**TASK TO COMPLETE**. Gather the lines from the material that contain "càng".

Saved entries:
# # # #

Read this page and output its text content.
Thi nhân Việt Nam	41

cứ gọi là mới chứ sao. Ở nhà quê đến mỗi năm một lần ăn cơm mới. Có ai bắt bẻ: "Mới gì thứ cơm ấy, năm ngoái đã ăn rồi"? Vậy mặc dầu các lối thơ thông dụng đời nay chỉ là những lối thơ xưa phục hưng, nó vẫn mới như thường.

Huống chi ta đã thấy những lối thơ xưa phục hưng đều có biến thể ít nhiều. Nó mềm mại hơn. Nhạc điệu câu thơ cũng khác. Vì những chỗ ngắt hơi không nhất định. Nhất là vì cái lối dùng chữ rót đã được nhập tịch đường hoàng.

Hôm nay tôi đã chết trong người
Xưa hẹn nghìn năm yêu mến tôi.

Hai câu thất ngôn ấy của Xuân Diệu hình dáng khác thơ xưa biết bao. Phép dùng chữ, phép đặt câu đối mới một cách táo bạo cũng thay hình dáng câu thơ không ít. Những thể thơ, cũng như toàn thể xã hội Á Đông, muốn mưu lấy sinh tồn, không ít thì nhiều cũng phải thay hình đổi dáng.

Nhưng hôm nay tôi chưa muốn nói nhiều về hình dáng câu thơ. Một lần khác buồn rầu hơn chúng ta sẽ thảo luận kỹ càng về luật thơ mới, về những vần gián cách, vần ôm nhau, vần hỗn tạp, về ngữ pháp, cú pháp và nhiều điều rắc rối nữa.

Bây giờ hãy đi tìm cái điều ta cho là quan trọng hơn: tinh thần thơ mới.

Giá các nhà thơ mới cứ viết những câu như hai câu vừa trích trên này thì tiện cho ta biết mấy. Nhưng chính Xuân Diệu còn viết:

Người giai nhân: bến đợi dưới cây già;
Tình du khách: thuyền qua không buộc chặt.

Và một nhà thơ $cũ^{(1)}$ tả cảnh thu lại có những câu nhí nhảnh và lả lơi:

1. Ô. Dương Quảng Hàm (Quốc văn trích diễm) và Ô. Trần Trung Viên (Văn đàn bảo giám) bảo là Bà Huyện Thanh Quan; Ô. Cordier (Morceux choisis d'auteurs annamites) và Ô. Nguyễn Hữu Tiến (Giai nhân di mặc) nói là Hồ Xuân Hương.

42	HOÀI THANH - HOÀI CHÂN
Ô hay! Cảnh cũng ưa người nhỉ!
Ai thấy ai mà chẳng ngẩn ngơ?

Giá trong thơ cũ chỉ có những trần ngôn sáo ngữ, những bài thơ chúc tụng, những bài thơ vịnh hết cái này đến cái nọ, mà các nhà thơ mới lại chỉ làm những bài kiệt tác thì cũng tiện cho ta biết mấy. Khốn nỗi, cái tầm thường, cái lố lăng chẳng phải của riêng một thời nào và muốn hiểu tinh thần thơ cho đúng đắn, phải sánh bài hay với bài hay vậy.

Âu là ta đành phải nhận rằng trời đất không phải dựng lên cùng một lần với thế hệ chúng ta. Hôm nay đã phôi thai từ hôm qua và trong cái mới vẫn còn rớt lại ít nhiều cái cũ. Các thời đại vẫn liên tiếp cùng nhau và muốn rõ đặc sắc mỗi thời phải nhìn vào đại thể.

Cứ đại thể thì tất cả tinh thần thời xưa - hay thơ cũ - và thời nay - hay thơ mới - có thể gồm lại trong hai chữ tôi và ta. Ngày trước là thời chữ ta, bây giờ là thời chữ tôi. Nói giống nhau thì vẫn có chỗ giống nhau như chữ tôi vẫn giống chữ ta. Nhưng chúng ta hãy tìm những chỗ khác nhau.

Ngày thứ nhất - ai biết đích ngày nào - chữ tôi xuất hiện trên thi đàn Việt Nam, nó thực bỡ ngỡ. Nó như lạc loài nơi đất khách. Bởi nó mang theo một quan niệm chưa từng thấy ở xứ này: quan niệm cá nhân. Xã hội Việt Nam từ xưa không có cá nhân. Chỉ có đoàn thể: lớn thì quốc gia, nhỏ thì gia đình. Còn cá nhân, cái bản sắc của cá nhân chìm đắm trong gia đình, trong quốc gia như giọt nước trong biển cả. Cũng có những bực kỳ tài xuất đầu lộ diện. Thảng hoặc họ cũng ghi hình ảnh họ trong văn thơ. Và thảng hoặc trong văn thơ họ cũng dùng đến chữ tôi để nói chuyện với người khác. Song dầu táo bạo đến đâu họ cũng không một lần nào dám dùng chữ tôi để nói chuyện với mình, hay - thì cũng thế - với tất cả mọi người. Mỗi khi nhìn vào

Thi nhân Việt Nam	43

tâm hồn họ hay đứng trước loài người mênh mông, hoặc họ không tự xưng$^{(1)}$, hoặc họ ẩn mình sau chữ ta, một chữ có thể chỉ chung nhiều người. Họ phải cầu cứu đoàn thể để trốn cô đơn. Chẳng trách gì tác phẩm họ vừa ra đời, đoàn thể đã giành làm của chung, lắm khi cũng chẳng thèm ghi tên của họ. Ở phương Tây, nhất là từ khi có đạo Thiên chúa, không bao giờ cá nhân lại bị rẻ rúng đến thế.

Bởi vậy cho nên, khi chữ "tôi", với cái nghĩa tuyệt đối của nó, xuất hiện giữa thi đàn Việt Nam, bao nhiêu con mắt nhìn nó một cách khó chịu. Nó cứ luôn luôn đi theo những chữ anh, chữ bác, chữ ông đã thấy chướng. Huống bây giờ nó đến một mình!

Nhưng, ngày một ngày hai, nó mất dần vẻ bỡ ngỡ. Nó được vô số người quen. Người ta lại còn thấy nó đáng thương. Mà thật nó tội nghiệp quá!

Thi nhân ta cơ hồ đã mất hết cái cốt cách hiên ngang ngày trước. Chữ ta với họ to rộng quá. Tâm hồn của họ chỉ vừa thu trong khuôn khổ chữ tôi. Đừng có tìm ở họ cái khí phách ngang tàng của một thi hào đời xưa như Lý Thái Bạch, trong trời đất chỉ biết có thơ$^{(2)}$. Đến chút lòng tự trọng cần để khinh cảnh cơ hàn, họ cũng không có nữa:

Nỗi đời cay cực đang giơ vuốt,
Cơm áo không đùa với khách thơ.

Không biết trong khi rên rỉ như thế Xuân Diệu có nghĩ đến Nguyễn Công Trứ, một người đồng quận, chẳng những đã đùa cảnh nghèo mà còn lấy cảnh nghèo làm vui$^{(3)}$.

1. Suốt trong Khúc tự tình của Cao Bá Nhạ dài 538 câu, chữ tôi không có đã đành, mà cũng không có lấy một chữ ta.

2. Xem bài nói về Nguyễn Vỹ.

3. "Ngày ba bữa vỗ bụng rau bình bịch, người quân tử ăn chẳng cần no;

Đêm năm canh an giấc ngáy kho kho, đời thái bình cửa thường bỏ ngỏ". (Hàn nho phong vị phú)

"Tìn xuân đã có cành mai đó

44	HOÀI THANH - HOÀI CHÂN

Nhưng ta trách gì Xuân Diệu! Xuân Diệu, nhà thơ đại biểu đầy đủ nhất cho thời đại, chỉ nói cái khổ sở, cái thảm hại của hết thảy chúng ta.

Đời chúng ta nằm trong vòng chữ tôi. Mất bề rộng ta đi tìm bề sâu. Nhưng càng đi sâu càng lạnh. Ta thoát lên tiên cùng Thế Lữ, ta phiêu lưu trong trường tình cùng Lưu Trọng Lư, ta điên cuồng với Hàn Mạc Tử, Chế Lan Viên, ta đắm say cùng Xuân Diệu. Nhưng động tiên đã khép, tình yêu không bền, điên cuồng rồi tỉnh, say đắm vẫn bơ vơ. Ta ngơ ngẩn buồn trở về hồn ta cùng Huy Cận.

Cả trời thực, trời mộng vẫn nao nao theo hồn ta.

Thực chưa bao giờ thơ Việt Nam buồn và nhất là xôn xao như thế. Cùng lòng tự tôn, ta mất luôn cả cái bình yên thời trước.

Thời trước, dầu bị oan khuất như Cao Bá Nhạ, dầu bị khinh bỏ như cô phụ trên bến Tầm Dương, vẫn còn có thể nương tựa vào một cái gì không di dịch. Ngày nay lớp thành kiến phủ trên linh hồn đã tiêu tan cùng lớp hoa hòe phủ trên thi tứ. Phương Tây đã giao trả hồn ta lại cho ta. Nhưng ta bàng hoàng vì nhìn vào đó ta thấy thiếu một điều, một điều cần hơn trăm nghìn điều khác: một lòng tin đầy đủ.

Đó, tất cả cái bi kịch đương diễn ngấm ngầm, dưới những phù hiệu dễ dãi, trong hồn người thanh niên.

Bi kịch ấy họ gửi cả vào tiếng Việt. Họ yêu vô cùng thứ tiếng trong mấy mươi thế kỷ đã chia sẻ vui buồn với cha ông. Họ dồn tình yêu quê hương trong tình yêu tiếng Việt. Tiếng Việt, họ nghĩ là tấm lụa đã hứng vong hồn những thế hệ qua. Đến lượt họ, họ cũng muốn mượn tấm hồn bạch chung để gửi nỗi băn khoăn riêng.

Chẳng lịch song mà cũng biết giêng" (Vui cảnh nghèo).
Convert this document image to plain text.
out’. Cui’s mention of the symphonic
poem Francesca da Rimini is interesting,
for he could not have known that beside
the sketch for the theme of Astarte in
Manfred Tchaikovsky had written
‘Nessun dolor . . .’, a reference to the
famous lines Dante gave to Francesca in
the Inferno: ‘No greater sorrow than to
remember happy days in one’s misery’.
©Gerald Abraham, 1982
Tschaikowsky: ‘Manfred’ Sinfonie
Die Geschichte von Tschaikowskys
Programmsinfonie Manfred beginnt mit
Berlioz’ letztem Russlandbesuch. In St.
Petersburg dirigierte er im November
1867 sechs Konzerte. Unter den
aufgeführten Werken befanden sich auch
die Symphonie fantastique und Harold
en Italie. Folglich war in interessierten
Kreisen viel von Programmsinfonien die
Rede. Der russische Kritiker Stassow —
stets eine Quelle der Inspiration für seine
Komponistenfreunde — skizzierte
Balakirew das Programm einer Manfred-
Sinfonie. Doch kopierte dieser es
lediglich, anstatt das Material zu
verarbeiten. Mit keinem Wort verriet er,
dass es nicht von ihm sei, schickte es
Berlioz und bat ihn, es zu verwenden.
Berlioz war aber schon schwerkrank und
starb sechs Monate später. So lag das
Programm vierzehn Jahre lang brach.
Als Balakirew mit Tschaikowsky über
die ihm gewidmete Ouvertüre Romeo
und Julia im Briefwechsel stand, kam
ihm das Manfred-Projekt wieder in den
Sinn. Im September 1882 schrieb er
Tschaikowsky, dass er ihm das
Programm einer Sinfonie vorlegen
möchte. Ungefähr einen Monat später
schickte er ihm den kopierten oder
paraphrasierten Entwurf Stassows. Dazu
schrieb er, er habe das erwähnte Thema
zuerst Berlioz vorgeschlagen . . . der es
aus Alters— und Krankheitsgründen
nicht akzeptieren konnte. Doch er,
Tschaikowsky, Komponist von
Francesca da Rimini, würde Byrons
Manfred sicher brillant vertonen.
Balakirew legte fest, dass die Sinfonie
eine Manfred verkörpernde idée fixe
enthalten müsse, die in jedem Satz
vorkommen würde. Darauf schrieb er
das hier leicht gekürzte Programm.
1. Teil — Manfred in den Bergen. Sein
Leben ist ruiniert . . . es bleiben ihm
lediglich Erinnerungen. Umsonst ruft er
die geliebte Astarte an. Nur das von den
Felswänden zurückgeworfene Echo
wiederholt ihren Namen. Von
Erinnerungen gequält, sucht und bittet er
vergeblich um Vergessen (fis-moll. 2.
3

# # # #

**RESULT FOR THIS TASK**.
Nhưng hôm nay tôi chưa muốn nói nhiều về hình dáng câu thơ. Một lần khác buồn rầu hơn chúng ta sẽ thảo luận kỹ càng về luật thơ mới, về những vần gián cách, vần ôm nhau, vần hỗn tạp, về ngữ pháp, cú pháp và nhiều điều rắc rối nữa.
Đời chúng ta nằm trong vòng chữ tôi. Mất bề rộng ta đi tìm bề sâu. Nhưng càng đi sâu càng lạnh. Ta thoát lên tiên cùng Thế Lữ, ta phiêu lưu trong trường tình cùng Lưu Trọng Lư, ta điên cuồng với Hàn Mạc Tử, Chế Lan Viên, ta đắm say cùng Xuân Diệu. Nhưng động tiên đã khép, tình yêu không bền, điên cuồng rồi tỉnh, say đắm vẫn bơ vơ. Ta ngơ ngẩn buồn trở về hồn ta cùng Huy Cận.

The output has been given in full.